What you should do:
Rewrite every line of the items below, substituting "torque-icon" for each occurrence of "torque-wrench-icon" and keeping everything else identical.

** BEGIN Provided data **

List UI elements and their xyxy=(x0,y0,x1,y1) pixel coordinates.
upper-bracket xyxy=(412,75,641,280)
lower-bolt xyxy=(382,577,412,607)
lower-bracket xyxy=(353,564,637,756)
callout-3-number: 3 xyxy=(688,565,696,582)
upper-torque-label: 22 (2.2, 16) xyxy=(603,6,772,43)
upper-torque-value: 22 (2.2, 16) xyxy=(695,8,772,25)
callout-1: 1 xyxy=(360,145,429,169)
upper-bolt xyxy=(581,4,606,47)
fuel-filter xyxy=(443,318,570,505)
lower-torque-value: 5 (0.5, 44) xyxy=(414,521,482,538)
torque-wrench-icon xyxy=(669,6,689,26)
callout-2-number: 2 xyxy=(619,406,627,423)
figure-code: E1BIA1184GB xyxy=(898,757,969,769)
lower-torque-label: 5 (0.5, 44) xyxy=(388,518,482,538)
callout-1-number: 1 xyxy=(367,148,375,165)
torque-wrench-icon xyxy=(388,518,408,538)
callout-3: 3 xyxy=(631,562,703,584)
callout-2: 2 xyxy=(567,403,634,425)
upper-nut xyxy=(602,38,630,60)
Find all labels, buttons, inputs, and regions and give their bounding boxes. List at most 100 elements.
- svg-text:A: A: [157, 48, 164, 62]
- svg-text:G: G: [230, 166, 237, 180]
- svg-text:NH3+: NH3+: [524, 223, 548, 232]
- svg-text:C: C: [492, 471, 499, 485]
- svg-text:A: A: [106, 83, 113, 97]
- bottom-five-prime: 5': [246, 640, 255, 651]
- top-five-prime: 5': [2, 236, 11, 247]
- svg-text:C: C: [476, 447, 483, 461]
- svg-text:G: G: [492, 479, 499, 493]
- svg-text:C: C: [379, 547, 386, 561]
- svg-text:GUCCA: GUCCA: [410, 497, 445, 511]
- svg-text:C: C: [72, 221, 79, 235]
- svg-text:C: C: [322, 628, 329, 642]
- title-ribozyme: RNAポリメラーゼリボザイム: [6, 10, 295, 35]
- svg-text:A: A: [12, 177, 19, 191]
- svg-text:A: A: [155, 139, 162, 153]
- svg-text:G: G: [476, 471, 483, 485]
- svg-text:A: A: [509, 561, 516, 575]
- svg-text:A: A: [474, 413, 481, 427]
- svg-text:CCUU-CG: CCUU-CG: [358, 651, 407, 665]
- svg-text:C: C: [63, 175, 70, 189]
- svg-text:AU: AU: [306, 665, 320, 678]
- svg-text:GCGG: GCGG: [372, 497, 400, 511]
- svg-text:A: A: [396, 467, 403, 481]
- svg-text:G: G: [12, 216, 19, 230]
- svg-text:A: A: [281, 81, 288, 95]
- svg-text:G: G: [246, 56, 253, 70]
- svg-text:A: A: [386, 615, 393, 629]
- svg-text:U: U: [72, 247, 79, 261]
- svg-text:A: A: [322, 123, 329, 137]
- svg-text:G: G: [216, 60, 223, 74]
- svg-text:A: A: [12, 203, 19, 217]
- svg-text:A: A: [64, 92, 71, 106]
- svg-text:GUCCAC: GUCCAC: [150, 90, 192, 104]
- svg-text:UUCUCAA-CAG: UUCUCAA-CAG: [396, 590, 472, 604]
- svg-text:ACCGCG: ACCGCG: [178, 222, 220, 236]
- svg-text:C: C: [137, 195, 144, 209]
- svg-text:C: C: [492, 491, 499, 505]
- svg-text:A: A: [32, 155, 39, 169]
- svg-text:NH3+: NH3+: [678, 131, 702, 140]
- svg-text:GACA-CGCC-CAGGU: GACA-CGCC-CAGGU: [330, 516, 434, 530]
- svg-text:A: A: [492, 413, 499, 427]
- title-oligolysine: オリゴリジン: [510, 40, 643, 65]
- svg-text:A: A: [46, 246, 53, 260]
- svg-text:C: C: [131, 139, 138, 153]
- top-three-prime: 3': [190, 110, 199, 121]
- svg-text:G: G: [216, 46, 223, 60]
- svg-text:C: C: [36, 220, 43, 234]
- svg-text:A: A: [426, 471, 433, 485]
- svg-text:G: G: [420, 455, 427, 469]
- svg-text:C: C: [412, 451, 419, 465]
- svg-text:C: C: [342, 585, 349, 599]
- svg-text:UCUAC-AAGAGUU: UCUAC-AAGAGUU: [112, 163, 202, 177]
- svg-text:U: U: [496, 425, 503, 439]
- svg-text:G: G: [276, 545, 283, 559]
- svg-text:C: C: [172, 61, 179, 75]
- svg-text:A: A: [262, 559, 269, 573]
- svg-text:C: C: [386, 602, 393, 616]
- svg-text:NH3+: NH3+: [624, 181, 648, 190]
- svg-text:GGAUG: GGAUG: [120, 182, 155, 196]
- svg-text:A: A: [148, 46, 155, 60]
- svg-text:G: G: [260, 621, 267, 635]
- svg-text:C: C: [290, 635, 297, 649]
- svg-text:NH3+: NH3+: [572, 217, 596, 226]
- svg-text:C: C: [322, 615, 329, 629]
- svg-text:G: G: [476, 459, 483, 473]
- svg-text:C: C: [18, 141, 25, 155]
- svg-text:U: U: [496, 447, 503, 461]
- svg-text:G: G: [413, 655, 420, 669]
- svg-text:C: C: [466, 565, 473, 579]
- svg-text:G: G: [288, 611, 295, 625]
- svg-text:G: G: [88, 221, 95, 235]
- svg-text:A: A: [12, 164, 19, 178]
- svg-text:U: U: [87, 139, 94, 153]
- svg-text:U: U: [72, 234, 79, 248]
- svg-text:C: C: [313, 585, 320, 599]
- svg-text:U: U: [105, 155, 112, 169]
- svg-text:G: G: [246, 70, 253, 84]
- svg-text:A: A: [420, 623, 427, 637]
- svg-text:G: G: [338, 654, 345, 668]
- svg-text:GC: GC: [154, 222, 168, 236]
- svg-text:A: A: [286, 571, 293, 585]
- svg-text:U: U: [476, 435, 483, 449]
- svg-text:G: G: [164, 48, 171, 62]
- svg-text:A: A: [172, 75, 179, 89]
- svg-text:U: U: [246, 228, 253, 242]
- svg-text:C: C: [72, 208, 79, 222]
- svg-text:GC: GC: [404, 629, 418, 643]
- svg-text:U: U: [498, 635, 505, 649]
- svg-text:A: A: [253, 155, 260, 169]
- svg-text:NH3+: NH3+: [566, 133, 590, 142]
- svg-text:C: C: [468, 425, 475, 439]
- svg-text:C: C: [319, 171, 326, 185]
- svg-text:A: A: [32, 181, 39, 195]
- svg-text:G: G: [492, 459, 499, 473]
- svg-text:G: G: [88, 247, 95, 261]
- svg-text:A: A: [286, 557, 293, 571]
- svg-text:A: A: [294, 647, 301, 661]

** END Provided data **

Result for this task:
List UI elements and their xyxy=(x0,y0,x1,y1) pixel coordinates.
upper-bracket xyxy=(412,75,641,280)
lower-bolt xyxy=(382,577,412,607)
lower-bracket xyxy=(353,564,637,756)
callout-3-number: 3 xyxy=(688,565,696,582)
upper-torque-label: 22 (2.2, 16) xyxy=(603,6,772,43)
upper-torque-value: 22 (2.2, 16) xyxy=(695,8,772,25)
callout-1: 1 xyxy=(360,145,429,169)
upper-bolt xyxy=(581,4,606,47)
fuel-filter xyxy=(443,318,570,505)
lower-torque-value: 5 (0.5, 44) xyxy=(414,521,482,538)
torque-icon xyxy=(669,6,689,26)
callout-2-number: 2 xyxy=(619,406,627,423)
figure-code: E1BIA1184GB xyxy=(898,757,969,769)
lower-torque-label: 5 (0.5, 44) xyxy=(388,518,482,538)
callout-1-number: 1 xyxy=(367,148,375,165)
torque-icon xyxy=(388,518,408,538)
callout-3: 3 xyxy=(631,562,703,584)
callout-2: 2 xyxy=(567,403,634,425)
upper-nut xyxy=(602,38,630,60)
Find all labels, buttons, inputs, and regions and give their bounding boxes. List at most 100 elements.
- svg-text:A: A: [157, 48, 164, 62]
- svg-text:G: G: [230, 166, 237, 180]
- svg-text:NH3+: NH3+: [524, 223, 548, 232]
- svg-text:C: C: [492, 471, 499, 485]
- svg-text:A: A: [106, 83, 113, 97]
- bottom-five-prime: 5': [246, 640, 255, 651]
- top-five-prime: 5': [2, 236, 11, 247]
- svg-text:C: C: [476, 447, 483, 461]
- svg-text:G: G: [492, 479, 499, 493]
- svg-text:C: C: [379, 547, 386, 561]
- svg-text:GUCCA: GUCCA: [410, 497, 445, 511]
- svg-text:C: C: [72, 221, 79, 235]
- svg-text:C: C: [322, 628, 329, 642]
- title-ribozyme: RNAポリメラーゼリボザイム: [6, 10, 295, 35]
- svg-text:A: A: [12, 177, 19, 191]
- svg-text:A: A: [155, 139, 162, 153]
- svg-text:G: G: [476, 471, 483, 485]
- svg-text:A: A: [509, 561, 516, 575]
- svg-text:A: A: [474, 413, 481, 427]
- svg-text:CCUU-CG: CCUU-CG: [358, 651, 407, 665]
- svg-text:C: C: [63, 175, 70, 189]
- svg-text:AU: AU: [306, 665, 320, 678]
- svg-text:GCGG: GCGG: [372, 497, 400, 511]
- svg-text:A: A: [396, 467, 403, 481]
- svg-text:G: G: [12, 216, 19, 230]
- svg-text:A: A: [281, 81, 288, 95]
- svg-text:G: G: [246, 56, 253, 70]
- svg-text:A: A: [386, 615, 393, 629]
- svg-text:U: U: [72, 247, 79, 261]
- svg-text:A: A: [322, 123, 329, 137]
- svg-text:G: G: [216, 60, 223, 74]
- svg-text:A: A: [12, 203, 19, 217]
- svg-text:A: A: [64, 92, 71, 106]
- svg-text:GUCCAC: GUCCAC: [150, 90, 192, 104]
- svg-text:UUCUCAA-CAG: UUCUCAA-CAG: [396, 590, 472, 604]
- svg-text:ACCGCG: ACCGCG: [178, 222, 220, 236]
- svg-text:C: C: [137, 195, 144, 209]
- svg-text:C: C: [492, 491, 499, 505]
- svg-text:A: A: [32, 155, 39, 169]
- svg-text:NH3+: NH3+: [678, 131, 702, 140]
- svg-text:GACA-CGCC-CAGGU: GACA-CGCC-CAGGU: [330, 516, 434, 530]
- svg-text:A: A: [492, 413, 499, 427]
- title-oligolysine: オリゴリジン: [510, 40, 643, 65]
- svg-text:A: A: [46, 246, 53, 260]
- svg-text:C: C: [131, 139, 138, 153]
- top-three-prime: 3': [190, 110, 199, 121]
- svg-text:G: G: [216, 46, 223, 60]
- svg-text:C: C: [36, 220, 43, 234]
- svg-text:A: A: [426, 471, 433, 485]
- svg-text:G: G: [420, 455, 427, 469]
- svg-text:C: C: [412, 451, 419, 465]
- svg-text:C: C: [342, 585, 349, 599]
- svg-text:UCUAC-AAGAGUU: UCUAC-AAGAGUU: [112, 163, 202, 177]
- svg-text:U: U: [496, 425, 503, 439]
- svg-text:G: G: [276, 545, 283, 559]
- svg-text:C: C: [172, 61, 179, 75]
- svg-text:A: A: [262, 559, 269, 573]
- svg-text:C: C: [386, 602, 393, 616]
- svg-text:NH3+: NH3+: [624, 181, 648, 190]
- svg-text:GGAUG: GGAUG: [120, 182, 155, 196]
- svg-text:A: A: [148, 46, 155, 60]
- svg-text:G: G: [260, 621, 267, 635]
- svg-text:C: C: [290, 635, 297, 649]
- svg-text:NH3+: NH3+: [572, 217, 596, 226]
- svg-text:C: C: [322, 615, 329, 629]
- svg-text:G: G: [476, 459, 483, 473]
- svg-text:C: C: [18, 141, 25, 155]
- svg-text:U: U: [496, 447, 503, 461]
- svg-text:G: G: [413, 655, 420, 669]
- svg-text:C: C: [466, 565, 473, 579]
- svg-text:G: G: [288, 611, 295, 625]
- svg-text:G: G: [88, 221, 95, 235]
- svg-text:A: A: [12, 164, 19, 178]
- svg-text:U: U: [87, 139, 94, 153]
- svg-text:U: U: [72, 234, 79, 248]
- svg-text:C: C: [313, 585, 320, 599]
- svg-text:U: U: [105, 155, 112, 169]
- svg-text:G: G: [246, 70, 253, 84]
- svg-text:A: A: [420, 623, 427, 637]
- svg-text:G: G: [338, 654, 345, 668]
- svg-text:GC: GC: [154, 222, 168, 236]
- svg-text:A: A: [286, 571, 293, 585]
- svg-text:U: U: [476, 435, 483, 449]
- svg-text:G: G: [164, 48, 171, 62]
- svg-text:A: A: [172, 75, 179, 89]
- svg-text:U: U: [246, 228, 253, 242]
- svg-text:C: C: [72, 208, 79, 222]
- svg-text:GC: GC: [404, 629, 418, 643]
- svg-text:U: U: [498, 635, 505, 649]
- svg-text:A: A: [253, 155, 260, 169]
- svg-text:NH3+: NH3+: [566, 133, 590, 142]
- svg-text:C: C: [468, 425, 475, 439]
- svg-text:C: C: [319, 171, 326, 185]
- svg-text:A: A: [32, 181, 39, 195]
- svg-text:G: G: [492, 459, 499, 473]
- svg-text:G: G: [88, 247, 95, 261]
- svg-text:A: A: [286, 557, 293, 571]
- svg-text:A: A: [294, 647, 301, 661]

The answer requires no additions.